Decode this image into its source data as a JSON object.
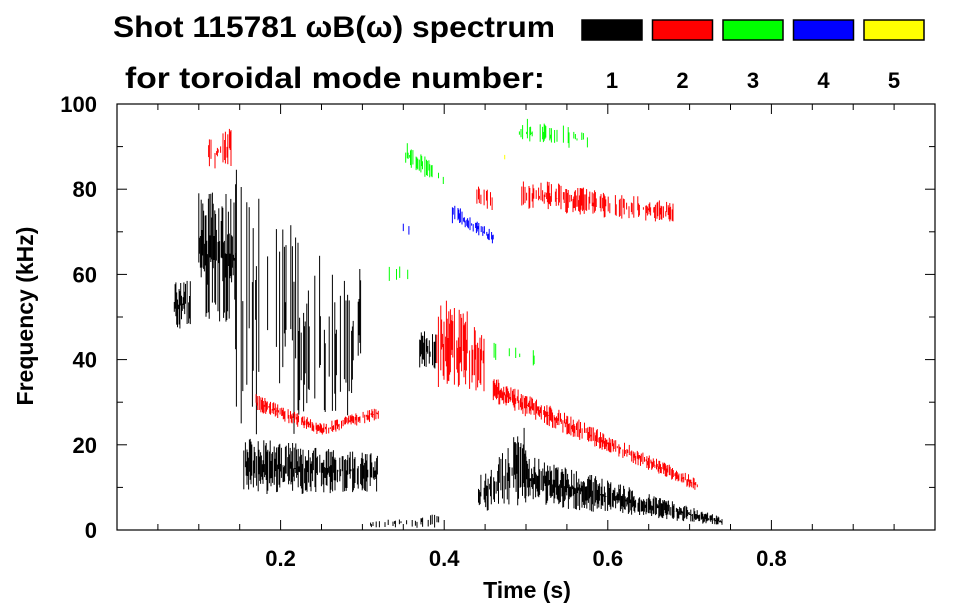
{
  "chart_data": {
    "type": "heatmap",
    "title_line1": "Shot 115781 ωB(ω) spectrum",
    "title_line2": "for toroidal mode number:",
    "xlabel": "Time (s)",
    "ylabel": "Frequency (kHz)",
    "xlim": [
      0,
      1.0
    ],
    "ylim": [
      0,
      100
    ],
    "x_ticks": [
      "0.2",
      "0.4",
      "0.6",
      "0.8"
    ],
    "x_tick_values": [
      0.2,
      0.4,
      0.6,
      0.8
    ],
    "y_ticks": [
      "0",
      "20",
      "40",
      "60",
      "80",
      "100"
    ],
    "y_tick_values": [
      0,
      20,
      40,
      60,
      80,
      100
    ],
    "legend": [
      {
        "label": "1",
        "color": "#000000"
      },
      {
        "label": "2",
        "color": "#ff0000"
      },
      {
        "label": "3",
        "color": "#00ff00"
      },
      {
        "label": "4",
        "color": "#0000ff"
      },
      {
        "label": "5",
        "color": "#ffff00"
      }
    ],
    "features": [
      {
        "mode": 1,
        "t": [
          0.07,
          0.09
        ],
        "f_lo": [
          47,
          47
        ],
        "f_hi": [
          58,
          60
        ],
        "density": 0.9
      },
      {
        "mode": 1,
        "t": [
          0.1,
          0.145
        ],
        "f_lo": [
          50,
          48
        ],
        "f_hi": [
          80,
          79
        ],
        "density": 0.9
      },
      {
        "mode": 1,
        "t": [
          0.145,
          0.29
        ],
        "f_lo": [
          22,
          22
        ],
        "f_hi": [
          85,
          58
        ],
        "density": 0.35
      },
      {
        "mode": 1,
        "t": [
          0.29,
          0.3
        ],
        "f_lo": [
          40,
          40
        ],
        "f_hi": [
          62,
          62
        ],
        "density": 0.6
      },
      {
        "mode": 1,
        "t": [
          0.155,
          0.32
        ],
        "f_lo": [
          8,
          9
        ],
        "f_hi": [
          22,
          18
        ],
        "density": 0.85
      },
      {
        "mode": 1,
        "t": [
          0.31,
          0.4
        ],
        "f_lo": [
          0.5,
          0.5
        ],
        "f_hi": [
          2,
          4
        ],
        "density": 0.3
      },
      {
        "mode": 1,
        "t": [
          0.37,
          0.39
        ],
        "f_lo": [
          38,
          37
        ],
        "f_hi": [
          47,
          46
        ],
        "density": 0.8
      },
      {
        "mode": 1,
        "t": [
          0.44,
          0.5
        ],
        "f_lo": [
          4,
          6
        ],
        "f_hi": [
          12,
          26
        ],
        "density": 0.7
      },
      {
        "mode": 1,
        "t": [
          0.5,
          0.74
        ],
        "f_lo": [
          6,
          1
        ],
        "f_hi": [
          18,
          3
        ],
        "density": 0.9
      },
      {
        "mode": 2,
        "t": [
          0.11,
          0.14
        ],
        "f_lo": [
          83,
          85
        ],
        "f_hi": [
          92,
          95
        ],
        "density": 0.5
      },
      {
        "mode": 2,
        "t": [
          0.17,
          0.25
        ],
        "f_lo": [
          28,
          22
        ],
        "f_hi": [
          32,
          25
        ],
        "density": 0.7
      },
      {
        "mode": 2,
        "t": [
          0.25,
          0.32
        ],
        "f_lo": [
          22,
          26
        ],
        "f_hi": [
          25,
          29
        ],
        "density": 0.7
      },
      {
        "mode": 2,
        "t": [
          0.39,
          0.45
        ],
        "f_lo": [
          32,
          32
        ],
        "f_hi": [
          55,
          50
        ],
        "density": 0.6
      },
      {
        "mode": 2,
        "t": [
          0.46,
          0.71
        ],
        "f_lo": [
          30,
          9
        ],
        "f_hi": [
          36,
          12
        ],
        "density": 0.8
      },
      {
        "mode": 2,
        "t": [
          0.49,
          0.68
        ],
        "f_lo": [
          75,
          72
        ],
        "f_hi": [
          83,
          77
        ],
        "density": 0.5
      },
      {
        "mode": 2,
        "t": [
          0.44,
          0.46
        ],
        "f_lo": [
          76,
          75
        ],
        "f_hi": [
          81,
          80
        ],
        "density": 0.4
      },
      {
        "mode": 3,
        "t": [
          0.35,
          0.4
        ],
        "f_lo": [
          86,
          80
        ],
        "f_hi": [
          92,
          84
        ],
        "density": 0.4
      },
      {
        "mode": 3,
        "t": [
          0.49,
          0.58
        ],
        "f_lo": [
          90,
          89
        ],
        "f_hi": [
          97,
          94
        ],
        "density": 0.25
      },
      {
        "mode": 3,
        "t": [
          0.33,
          0.37
        ],
        "f_lo": [
          58,
          59
        ],
        "f_hi": [
          62,
          62
        ],
        "density": 0.15
      },
      {
        "mode": 3,
        "t": [
          0.46,
          0.52
        ],
        "f_lo": [
          40,
          38
        ],
        "f_hi": [
          44,
          42
        ],
        "density": 0.15
      },
      {
        "mode": 4,
        "t": [
          0.41,
          0.46
        ],
        "f_lo": [
          72,
          67
        ],
        "f_hi": [
          77,
          70
        ],
        "density": 0.6
      },
      {
        "mode": 4,
        "t": [
          0.35,
          0.36
        ],
        "f_lo": [
          69,
          69
        ],
        "f_hi": [
          72,
          72
        ],
        "density": 0.3
      },
      {
        "mode": 5,
        "t": [
          0.47,
          0.48
        ],
        "f_lo": [
          87,
          87
        ],
        "f_hi": [
          89,
          89
        ],
        "density": 0.3
      }
    ]
  }
}
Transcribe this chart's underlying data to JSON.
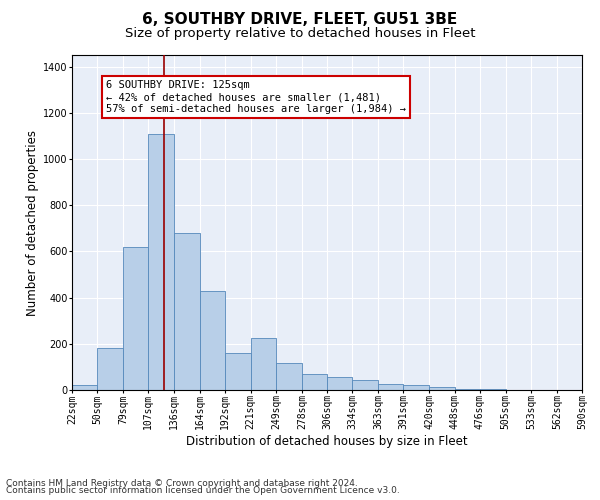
{
  "title1": "6, SOUTHBY DRIVE, FLEET, GU51 3BE",
  "title2": "Size of property relative to detached houses in Fleet",
  "xlabel": "Distribution of detached houses by size in Fleet",
  "ylabel": "Number of detached properties",
  "footnote1": "Contains HM Land Registry data © Crown copyright and database right 2024.",
  "footnote2": "Contains public sector information licensed under the Open Government Licence v3.0.",
  "annotation_line1": "6 SOUTHBY DRIVE: 125sqm",
  "annotation_line2": "← 42% of detached houses are smaller (1,481)",
  "annotation_line3": "57% of semi-detached houses are larger (1,984) →",
  "bar_heights": [
    20,
    180,
    620,
    1110,
    680,
    430,
    160,
    225,
    115,
    70,
    55,
    45,
    25,
    20,
    15,
    5,
    5,
    2,
    1,
    0
  ],
  "bin_edges": [
    22,
    50,
    79,
    107,
    136,
    164,
    192,
    221,
    249,
    278,
    306,
    334,
    363,
    391,
    420,
    448,
    476,
    505,
    533,
    562,
    590
  ],
  "bar_color": "#b8cfe8",
  "bar_edge_color": "#5588bb",
  "red_line_x": 125,
  "ylim": [
    0,
    1450
  ],
  "xlim": [
    22,
    590
  ],
  "yticks": [
    0,
    200,
    400,
    600,
    800,
    1000,
    1200,
    1400
  ],
  "xtick_labels": [
    "22sqm",
    "50sqm",
    "79sqm",
    "107sqm",
    "136sqm",
    "164sqm",
    "192sqm",
    "221sqm",
    "249sqm",
    "278sqm",
    "306sqm",
    "334sqm",
    "363sqm",
    "391sqm",
    "420sqm",
    "448sqm",
    "476sqm",
    "505sqm",
    "533sqm",
    "562sqm",
    "590sqm"
  ],
  "background_color": "#e8eef8",
  "grid_color": "#ffffff",
  "annotation_box_facecolor": "#ffffff",
  "annotation_box_edgecolor": "#cc0000",
  "title1_fontsize": 11,
  "title2_fontsize": 9.5,
  "axis_label_fontsize": 8.5,
  "tick_fontsize": 7,
  "annotation_fontsize": 7.5,
  "footnote_fontsize": 6.5
}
• • •
## What to work on
Of the lines above, how many include the word "detached"? Reply with the number alone.

## Reply
5